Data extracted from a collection
▼▼▼

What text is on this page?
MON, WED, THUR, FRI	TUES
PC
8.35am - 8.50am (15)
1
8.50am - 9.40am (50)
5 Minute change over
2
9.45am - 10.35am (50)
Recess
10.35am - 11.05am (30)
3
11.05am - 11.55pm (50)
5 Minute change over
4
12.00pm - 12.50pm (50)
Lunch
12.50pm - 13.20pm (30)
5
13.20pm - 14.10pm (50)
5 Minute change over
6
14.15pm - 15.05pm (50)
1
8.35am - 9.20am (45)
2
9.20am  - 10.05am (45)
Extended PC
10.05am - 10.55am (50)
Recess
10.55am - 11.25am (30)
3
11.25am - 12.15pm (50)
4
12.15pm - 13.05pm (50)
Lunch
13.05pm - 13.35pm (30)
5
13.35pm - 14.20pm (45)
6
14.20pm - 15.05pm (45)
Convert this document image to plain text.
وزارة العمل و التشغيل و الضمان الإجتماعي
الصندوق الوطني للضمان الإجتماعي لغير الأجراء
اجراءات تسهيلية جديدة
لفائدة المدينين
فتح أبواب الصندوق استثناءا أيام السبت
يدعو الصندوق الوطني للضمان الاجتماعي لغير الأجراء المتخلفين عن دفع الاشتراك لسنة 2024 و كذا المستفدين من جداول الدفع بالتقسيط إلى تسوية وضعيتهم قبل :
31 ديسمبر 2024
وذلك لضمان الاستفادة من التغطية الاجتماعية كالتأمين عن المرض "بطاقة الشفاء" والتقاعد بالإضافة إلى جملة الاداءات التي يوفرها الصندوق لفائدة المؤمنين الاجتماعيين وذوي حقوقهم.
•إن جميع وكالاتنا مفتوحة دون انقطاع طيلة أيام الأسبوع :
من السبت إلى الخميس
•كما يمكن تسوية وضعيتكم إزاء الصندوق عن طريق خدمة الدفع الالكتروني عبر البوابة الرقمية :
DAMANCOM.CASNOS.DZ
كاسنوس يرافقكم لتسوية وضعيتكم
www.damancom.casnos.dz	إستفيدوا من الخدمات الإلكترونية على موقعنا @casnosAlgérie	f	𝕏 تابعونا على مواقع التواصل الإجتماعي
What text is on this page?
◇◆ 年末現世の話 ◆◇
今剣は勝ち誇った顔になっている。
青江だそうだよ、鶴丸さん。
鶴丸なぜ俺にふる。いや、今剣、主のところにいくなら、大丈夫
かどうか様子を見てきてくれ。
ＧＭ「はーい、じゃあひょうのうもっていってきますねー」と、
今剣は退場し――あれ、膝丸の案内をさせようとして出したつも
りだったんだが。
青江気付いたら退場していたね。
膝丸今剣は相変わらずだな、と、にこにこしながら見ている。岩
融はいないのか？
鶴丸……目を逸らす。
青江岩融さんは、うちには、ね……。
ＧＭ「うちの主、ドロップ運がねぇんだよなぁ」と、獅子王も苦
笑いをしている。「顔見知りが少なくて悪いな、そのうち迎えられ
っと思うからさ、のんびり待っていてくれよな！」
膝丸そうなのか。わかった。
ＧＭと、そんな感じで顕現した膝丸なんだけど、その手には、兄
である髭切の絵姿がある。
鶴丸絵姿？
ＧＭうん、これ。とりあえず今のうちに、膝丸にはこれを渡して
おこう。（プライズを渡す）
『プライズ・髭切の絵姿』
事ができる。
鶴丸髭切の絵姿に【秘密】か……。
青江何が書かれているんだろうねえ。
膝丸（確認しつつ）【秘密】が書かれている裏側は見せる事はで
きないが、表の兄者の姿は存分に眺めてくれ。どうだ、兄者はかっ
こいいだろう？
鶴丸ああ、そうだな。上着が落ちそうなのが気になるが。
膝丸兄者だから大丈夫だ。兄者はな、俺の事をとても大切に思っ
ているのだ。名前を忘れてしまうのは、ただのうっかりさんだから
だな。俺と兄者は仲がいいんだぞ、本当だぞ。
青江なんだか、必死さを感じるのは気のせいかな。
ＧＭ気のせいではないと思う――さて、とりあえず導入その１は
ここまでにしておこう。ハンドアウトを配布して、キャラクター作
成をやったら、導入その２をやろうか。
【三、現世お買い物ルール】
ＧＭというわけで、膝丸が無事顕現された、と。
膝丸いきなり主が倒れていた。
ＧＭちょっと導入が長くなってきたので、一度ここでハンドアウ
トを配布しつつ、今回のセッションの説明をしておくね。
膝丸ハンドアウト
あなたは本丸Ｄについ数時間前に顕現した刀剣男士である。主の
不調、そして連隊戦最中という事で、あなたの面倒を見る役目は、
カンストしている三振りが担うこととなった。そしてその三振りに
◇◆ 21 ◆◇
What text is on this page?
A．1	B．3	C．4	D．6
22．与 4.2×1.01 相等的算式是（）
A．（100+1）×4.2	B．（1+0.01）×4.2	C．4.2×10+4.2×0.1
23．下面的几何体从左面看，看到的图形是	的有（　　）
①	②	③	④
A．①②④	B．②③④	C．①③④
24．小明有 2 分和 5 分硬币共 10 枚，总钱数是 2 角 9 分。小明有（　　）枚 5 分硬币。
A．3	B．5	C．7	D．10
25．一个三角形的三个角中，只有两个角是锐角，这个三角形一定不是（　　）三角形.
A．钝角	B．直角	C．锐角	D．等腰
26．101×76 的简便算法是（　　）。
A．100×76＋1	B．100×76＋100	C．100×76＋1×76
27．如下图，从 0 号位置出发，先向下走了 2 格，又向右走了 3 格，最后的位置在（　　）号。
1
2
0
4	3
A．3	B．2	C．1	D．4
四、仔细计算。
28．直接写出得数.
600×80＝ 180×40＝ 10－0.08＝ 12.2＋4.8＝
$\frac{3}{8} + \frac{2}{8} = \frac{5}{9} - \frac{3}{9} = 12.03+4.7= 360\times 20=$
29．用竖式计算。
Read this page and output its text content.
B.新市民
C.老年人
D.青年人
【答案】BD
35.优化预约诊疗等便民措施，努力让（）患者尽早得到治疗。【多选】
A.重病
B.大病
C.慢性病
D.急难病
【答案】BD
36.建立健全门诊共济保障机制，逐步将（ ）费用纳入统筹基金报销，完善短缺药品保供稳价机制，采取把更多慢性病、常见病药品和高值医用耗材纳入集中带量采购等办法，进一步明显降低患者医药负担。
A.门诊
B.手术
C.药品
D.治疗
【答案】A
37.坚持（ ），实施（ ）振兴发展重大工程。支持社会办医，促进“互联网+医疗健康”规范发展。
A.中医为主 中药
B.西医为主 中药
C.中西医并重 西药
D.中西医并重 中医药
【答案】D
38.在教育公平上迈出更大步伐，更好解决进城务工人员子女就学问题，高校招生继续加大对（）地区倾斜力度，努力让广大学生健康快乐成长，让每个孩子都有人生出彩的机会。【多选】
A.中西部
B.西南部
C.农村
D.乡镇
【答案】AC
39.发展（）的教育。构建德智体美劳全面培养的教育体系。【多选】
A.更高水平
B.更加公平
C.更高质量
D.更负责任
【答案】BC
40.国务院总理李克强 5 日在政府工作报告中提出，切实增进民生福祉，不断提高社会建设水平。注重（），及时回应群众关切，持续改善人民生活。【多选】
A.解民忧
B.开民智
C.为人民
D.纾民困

▲▲▲

Across the material above, count every line holding "الدفع" and write down only the number.

2